◆ **REQUIRED TASK**:
From the listing, collect all lines containing the word "order".

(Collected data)
--------------------------------------------------
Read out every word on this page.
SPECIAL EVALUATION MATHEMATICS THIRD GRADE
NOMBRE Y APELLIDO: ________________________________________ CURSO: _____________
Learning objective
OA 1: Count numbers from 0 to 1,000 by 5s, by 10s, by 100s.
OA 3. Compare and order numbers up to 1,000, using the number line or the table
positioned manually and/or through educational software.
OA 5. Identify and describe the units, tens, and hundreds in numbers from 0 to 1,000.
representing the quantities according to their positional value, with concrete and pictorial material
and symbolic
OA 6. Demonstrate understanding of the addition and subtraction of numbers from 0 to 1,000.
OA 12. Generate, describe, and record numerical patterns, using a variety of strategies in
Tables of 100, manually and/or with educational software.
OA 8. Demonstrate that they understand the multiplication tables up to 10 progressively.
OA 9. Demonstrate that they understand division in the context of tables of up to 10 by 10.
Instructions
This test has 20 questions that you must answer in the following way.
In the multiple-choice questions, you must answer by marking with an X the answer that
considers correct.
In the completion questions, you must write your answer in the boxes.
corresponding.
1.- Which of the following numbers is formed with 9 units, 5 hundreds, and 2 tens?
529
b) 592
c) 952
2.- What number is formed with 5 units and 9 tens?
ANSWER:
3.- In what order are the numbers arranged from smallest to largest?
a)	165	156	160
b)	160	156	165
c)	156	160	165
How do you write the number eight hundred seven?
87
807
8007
--------------------------------------------------
◆ **TASK RESULT**:
OA 3. Compare and order numbers up to 1,000, using the number line or the table
3.- In what order are the numbers arranged from smallest to largest?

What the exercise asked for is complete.